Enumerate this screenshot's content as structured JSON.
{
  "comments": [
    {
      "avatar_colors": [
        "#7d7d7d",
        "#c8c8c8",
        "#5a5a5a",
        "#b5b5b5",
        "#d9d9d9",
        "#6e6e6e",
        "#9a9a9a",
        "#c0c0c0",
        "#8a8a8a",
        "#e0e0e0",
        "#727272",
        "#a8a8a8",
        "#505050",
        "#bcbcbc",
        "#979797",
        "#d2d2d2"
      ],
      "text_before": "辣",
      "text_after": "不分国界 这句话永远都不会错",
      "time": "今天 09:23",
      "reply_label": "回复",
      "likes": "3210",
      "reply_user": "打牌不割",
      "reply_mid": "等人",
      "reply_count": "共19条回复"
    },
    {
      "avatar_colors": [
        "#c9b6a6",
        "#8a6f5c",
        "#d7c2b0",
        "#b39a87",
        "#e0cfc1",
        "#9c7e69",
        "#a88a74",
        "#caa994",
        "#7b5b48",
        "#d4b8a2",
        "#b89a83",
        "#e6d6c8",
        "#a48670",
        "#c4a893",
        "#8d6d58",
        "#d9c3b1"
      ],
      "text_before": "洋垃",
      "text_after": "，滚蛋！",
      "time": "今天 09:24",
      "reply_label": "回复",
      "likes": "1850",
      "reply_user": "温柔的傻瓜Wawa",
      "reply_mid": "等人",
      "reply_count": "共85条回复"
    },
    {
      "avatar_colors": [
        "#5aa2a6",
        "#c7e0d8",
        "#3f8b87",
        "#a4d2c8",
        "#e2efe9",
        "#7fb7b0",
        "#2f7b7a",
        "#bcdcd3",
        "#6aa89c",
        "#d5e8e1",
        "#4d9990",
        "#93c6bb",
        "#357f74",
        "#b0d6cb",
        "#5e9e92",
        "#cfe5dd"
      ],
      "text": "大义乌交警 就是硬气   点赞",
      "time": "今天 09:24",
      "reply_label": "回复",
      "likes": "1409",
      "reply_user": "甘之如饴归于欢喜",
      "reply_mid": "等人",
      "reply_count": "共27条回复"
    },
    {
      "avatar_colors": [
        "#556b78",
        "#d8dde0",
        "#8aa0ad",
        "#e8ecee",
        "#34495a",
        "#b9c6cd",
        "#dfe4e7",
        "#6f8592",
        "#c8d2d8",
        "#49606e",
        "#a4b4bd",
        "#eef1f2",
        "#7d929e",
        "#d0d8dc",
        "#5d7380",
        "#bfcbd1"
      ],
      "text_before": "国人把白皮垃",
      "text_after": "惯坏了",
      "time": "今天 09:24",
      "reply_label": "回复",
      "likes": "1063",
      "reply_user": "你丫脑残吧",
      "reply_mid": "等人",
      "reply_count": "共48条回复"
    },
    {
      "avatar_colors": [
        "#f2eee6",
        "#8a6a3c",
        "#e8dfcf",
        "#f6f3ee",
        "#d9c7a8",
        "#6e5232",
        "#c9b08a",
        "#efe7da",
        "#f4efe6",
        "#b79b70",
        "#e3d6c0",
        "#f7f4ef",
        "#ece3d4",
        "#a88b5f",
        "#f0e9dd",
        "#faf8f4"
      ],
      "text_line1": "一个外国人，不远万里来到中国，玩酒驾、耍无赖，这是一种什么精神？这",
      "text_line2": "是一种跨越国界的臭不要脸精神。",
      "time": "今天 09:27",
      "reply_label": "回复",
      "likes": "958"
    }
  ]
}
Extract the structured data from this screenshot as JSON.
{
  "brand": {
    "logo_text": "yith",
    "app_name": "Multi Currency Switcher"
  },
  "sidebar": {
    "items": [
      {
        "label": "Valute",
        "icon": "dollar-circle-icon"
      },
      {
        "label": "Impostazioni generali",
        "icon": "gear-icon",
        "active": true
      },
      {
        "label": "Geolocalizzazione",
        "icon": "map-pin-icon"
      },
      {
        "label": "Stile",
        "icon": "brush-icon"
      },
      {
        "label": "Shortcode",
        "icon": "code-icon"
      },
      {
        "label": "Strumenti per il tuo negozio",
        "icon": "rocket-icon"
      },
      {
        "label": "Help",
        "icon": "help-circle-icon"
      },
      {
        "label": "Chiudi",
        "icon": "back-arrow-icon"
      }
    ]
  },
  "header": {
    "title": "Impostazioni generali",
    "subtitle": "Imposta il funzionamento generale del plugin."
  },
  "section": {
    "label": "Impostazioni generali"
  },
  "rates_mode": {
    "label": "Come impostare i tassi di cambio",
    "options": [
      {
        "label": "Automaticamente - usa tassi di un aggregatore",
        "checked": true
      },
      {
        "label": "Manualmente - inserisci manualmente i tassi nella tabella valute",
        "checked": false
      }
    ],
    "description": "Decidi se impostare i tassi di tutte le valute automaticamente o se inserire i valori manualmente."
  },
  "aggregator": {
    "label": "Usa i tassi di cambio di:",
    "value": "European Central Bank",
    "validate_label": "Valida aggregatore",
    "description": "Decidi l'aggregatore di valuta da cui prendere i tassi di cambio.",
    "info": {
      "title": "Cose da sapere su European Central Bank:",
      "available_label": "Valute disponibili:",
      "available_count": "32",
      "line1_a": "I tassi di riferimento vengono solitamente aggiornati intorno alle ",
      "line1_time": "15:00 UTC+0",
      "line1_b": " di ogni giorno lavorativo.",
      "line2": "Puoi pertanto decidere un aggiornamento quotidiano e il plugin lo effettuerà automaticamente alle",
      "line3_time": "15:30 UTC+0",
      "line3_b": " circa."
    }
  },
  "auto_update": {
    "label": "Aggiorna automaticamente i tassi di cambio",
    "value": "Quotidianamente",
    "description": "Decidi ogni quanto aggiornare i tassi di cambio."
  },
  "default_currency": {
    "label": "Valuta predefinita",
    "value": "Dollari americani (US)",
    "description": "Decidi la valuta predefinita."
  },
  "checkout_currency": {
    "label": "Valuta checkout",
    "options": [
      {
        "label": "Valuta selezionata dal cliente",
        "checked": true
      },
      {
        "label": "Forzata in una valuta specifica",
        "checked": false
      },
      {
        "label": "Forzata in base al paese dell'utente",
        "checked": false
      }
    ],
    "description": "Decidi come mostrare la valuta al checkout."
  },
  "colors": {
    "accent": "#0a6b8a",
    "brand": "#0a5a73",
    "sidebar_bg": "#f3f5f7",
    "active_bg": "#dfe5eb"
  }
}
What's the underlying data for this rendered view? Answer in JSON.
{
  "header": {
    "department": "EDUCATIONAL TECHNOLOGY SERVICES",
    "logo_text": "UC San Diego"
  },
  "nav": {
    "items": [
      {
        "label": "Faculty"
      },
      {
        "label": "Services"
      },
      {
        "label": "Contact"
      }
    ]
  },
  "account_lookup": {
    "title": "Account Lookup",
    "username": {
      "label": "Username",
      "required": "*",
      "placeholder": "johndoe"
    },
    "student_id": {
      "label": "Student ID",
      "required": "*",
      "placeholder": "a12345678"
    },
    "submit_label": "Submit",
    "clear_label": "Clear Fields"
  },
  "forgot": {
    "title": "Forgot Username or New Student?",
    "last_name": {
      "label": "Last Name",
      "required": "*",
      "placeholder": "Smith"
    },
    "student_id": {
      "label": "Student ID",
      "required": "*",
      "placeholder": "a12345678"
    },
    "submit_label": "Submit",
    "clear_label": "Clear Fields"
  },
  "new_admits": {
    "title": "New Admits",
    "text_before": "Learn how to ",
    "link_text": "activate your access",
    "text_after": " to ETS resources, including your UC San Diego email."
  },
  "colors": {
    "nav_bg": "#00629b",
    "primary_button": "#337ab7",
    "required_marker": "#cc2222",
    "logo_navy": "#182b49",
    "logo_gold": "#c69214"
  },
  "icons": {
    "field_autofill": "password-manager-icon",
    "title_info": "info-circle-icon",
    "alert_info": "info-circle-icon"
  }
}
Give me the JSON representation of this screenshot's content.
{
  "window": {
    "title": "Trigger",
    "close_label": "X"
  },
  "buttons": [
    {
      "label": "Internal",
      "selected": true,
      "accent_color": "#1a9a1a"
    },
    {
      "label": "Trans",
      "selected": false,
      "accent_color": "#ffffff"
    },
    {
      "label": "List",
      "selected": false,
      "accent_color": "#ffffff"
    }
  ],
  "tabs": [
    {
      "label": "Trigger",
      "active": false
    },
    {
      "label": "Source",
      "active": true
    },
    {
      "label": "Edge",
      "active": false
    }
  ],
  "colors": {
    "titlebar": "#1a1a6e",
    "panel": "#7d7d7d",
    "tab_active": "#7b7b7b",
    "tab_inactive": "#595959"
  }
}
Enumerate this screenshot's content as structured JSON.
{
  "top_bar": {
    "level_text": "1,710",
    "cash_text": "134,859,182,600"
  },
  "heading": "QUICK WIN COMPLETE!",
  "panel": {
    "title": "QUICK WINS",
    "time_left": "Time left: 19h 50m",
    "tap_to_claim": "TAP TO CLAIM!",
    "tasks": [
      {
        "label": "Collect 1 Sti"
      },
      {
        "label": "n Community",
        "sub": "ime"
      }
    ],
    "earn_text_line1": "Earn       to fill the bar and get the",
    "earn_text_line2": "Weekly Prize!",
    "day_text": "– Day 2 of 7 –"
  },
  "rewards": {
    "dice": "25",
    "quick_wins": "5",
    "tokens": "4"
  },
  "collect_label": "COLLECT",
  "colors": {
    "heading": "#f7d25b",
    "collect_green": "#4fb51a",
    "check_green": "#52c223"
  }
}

▬▬▬▬▬▬▬▬▬▬

WHAT TO PRODUCE - Locate the line that contains "Give me the". Repeat it and every line after it, up to and including the final line, exactly.

TASK SOLUTION -
Give me the JSON representation of this screenshot's content.
{
  "window": {
    "title": "Trigger",
    "close_label": "X"
  },
  "buttons": [
    {
      "label": "Internal",
      "selected": true,
      "accent_color": "#1a9a1a"
    },
    {
      "label": "Trans",
      "selected": false,
      "accent_color": "#ffffff"
    },
    {
      "label": "List",
      "selected": false,
      "accent_color": "#ffffff"
    }
  ],
  "tabs": [
    {
      "label": "Trigger",
      "active": false
    },
    {
      "label": "Source",
      "active": true
    },
    {
      "label": "Edge",
      "active": false
    }
  ],
  "colors": {
    "titlebar": "#1a1a6e",
    "panel": "#7d7d7d",
    "tab_active": "#7b7b7b",
    "tab_inactive": "#595959"
  }
}
Enumerate this screenshot's content as structured JSON.
{
  "top_bar": {
    "level_text": "1,710",
    "cash_text": "134,859,182,600"
  },
  "heading": "QUICK WIN COMPLETE!",
  "panel": {
    "title": "QUICK WINS",
    "time_left": "Time left: 19h 50m",
    "tap_to_claim": "TAP TO CLAIM!",
    "tasks": [
      {
        "label": "Collect 1 Sti"
      },
      {
        "label": "n Community",
        "sub": "ime"
      }
    ],
    "earn_text_line1": "Earn       to fill the bar and get the",
    "earn_text_line2": "Weekly Prize!",
    "day_text": "– Day 2 of 7 –"
  },
  "rewards": {
    "dice": "25",
    "quick_wins": "5",
    "tokens": "4"
  },
  "collect_label": "COLLECT",
  "colors": {
    "heading": "#f7d25b",
    "collect_green": "#4fb51a",
    "check_green": "#52c223"
  }
}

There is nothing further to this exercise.